> [Extract provided]
==*==

Your Personal Trainers Deserve Your Respect

With more personal trainers leaving clubs to pursue other careers or open studios of their own, it might be time to reconsider how you treat one of your club's most important assets.

After working with my personal trainer for less than two months, I was surprised when she told me that she was leaving. Not just leaving my health club but leaving personal training altogether. She said that she just could not pay her bills with what she was making. 

I felt for her. Early morning hours, then lulls during the day with perhaps a client or two in the evening make for an uneven paycheck and an uneven lifestyle. “Selling” herself to get new clients was something I sensed she was not comfortable with. She had a four-year degree in kinesiology, and if I recall correctly, she also had a master’s degree in a related field. The job she took allows her to use those degrees working with an insurance company’s wellness program where she now has regular hours, a regular paycheck and is not required to “sell.” And she still gets to help people become healthier. Who could blame her for leaving?

==*==

> [Required work]
1. In the article on personal trainers, reproduce everything from "With more personal" down to "she was making.", swapping "health club" for "gym".
2. Summarize the article on personal trainers in two sentences.
3. According to the article on personal trainers, what was the trainer's four-year degree in?
The lines have no connection to the article on personal trainers.

==*==

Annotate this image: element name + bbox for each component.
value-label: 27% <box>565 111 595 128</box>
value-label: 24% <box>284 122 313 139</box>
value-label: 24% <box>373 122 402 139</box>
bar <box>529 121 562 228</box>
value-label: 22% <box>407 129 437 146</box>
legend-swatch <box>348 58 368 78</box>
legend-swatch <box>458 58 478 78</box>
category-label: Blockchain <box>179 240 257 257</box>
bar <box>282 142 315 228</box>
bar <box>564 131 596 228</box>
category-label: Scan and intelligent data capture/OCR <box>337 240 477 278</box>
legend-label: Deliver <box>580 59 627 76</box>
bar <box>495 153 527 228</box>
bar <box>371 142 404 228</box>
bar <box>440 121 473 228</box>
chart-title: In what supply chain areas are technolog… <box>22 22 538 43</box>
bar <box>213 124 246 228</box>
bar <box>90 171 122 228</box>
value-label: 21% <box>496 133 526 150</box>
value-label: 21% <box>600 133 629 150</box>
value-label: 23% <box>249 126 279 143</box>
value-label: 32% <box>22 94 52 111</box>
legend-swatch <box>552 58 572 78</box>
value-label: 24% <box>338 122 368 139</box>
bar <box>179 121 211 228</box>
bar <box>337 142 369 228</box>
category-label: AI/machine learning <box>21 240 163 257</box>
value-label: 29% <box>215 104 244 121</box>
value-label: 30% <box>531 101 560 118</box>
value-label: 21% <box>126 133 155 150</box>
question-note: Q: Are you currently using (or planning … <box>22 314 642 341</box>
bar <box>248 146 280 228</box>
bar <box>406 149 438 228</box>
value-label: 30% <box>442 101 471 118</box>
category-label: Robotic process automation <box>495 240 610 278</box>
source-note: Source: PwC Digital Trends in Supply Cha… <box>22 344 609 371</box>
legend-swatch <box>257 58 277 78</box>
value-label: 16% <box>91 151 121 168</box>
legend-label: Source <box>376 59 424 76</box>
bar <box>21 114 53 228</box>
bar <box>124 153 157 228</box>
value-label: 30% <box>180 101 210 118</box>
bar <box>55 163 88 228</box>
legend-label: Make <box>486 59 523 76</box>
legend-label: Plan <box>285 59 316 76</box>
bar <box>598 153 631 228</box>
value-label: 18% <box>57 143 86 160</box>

==*==

> [Answer list]
1.
With more personal trainers leaving clubs to pursue other careers or open studios of their own, it might be time to reconsider how you treat one of your club's most important assets.

After working with my personal trainer for less than two months, I was surprised when she told me that she was leaving. Not just leaving my gym but leaving personal training altogether. She said that she just could not pay her bills with what she was making.

2. With more personal trainers leaving clubs, the author describes a trainer who quit personal training altogether after less than two months with the author because she could not pay her bills. Uneven hours and pay, along with having to "sell" herself, led her to a job with an insurance company's wellness program that offers regular hours and a regular paycheck and does not require selling.

3. Kinesiology.